• Written task
Where a line in the listing contains the string "time", copy that line out.

[Stored data]
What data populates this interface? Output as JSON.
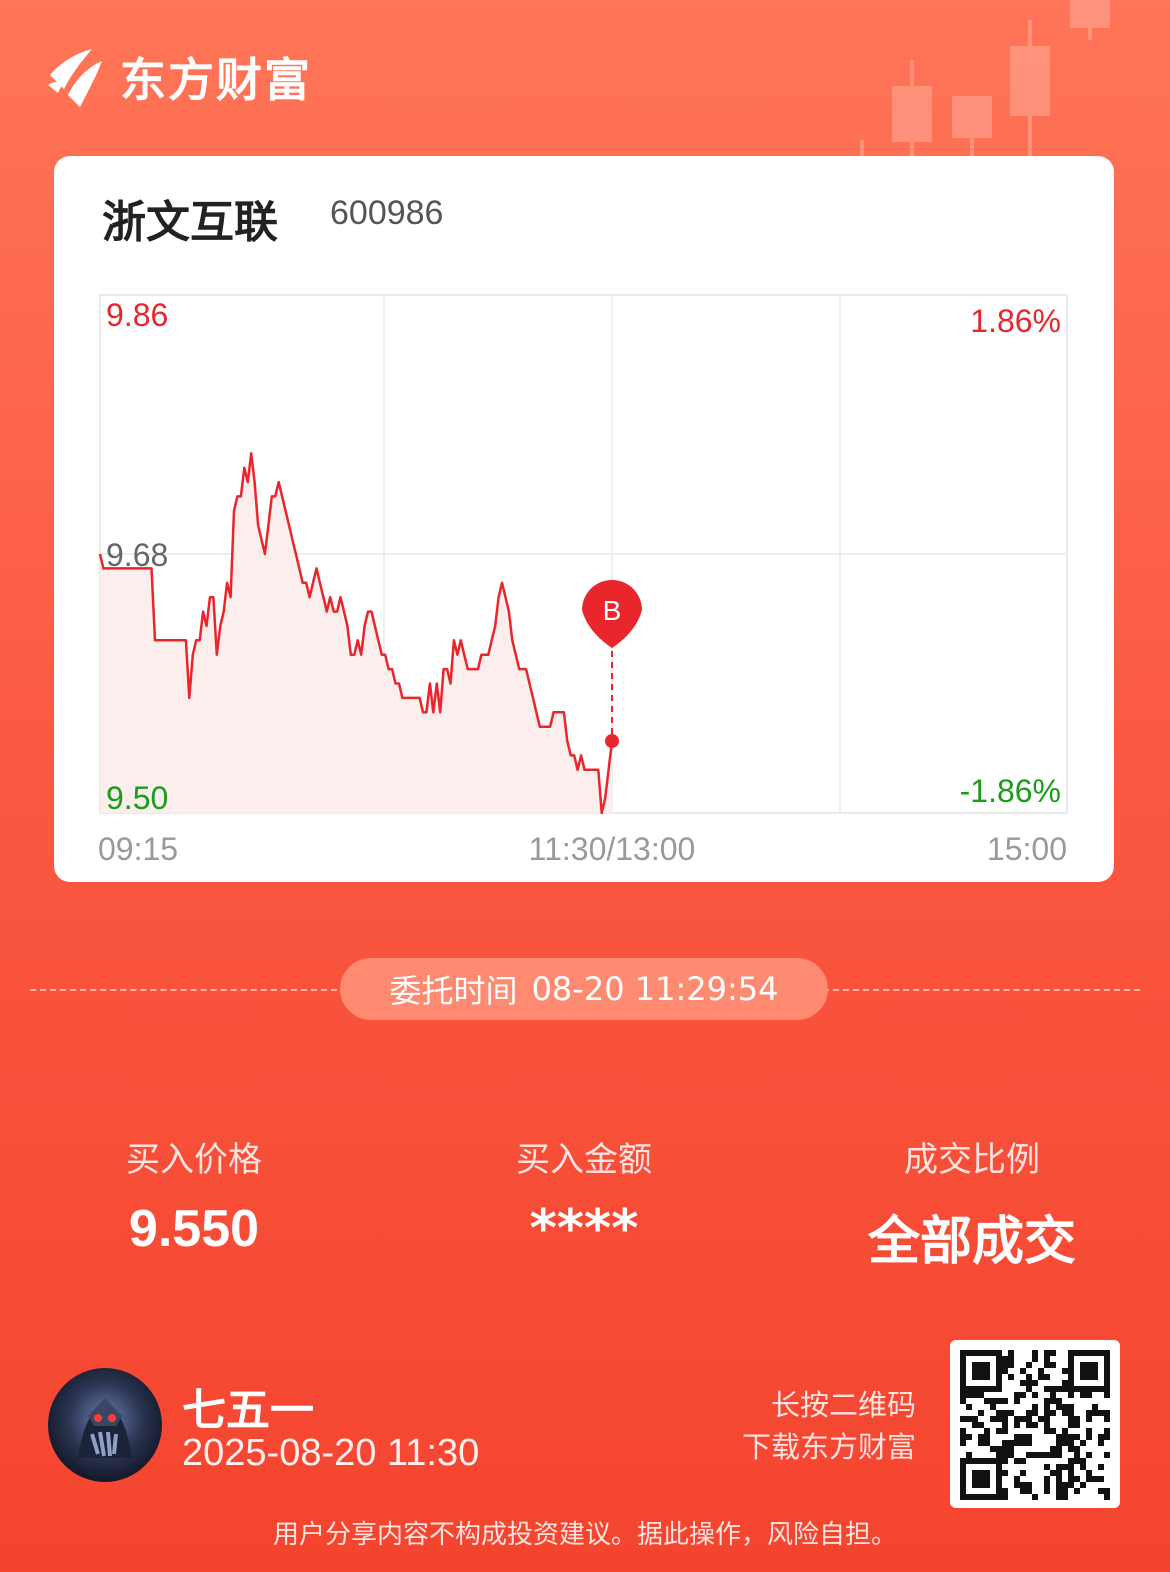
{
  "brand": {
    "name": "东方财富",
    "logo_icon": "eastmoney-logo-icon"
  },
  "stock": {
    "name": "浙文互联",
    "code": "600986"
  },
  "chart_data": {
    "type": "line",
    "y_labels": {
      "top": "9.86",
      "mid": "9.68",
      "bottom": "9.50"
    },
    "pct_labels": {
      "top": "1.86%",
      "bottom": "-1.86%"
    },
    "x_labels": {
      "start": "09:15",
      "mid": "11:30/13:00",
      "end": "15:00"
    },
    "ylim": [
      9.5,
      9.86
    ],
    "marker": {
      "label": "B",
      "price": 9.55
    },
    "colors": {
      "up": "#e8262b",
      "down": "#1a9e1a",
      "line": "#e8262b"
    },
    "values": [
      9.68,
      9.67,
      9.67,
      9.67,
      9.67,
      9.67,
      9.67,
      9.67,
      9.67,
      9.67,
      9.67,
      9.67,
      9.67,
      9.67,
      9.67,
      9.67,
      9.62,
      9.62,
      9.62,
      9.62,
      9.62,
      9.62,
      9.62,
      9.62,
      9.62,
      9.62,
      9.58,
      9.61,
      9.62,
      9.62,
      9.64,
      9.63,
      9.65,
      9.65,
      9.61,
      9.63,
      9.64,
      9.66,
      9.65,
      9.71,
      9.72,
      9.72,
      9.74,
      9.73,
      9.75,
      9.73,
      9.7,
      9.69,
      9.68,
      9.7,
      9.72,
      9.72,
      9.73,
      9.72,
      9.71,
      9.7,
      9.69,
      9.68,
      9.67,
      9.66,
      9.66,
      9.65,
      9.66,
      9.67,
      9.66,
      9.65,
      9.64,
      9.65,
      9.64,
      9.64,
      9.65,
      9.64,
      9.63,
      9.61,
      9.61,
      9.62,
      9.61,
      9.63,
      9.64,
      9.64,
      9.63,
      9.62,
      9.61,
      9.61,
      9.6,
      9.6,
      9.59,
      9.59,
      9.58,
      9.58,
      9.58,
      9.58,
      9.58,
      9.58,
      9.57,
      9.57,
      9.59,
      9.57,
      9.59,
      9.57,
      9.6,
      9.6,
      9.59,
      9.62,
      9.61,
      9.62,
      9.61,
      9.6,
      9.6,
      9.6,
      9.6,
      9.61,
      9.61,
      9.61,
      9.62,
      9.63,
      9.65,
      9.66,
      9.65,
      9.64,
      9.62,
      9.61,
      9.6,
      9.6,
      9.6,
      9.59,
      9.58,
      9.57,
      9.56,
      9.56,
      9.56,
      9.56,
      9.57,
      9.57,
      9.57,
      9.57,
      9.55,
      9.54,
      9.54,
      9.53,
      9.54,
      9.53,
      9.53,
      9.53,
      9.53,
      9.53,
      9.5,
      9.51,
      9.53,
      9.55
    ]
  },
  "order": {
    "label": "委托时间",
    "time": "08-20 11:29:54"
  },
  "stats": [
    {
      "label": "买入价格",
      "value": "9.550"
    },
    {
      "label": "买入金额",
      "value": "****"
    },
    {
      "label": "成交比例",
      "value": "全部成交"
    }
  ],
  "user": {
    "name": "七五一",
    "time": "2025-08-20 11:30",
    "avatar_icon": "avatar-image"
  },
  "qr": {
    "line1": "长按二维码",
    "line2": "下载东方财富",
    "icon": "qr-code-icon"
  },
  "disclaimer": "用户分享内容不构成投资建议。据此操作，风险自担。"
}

• Result below
    "time": "08-20 11:29:54"
    "time": "2025-08-20 11:30",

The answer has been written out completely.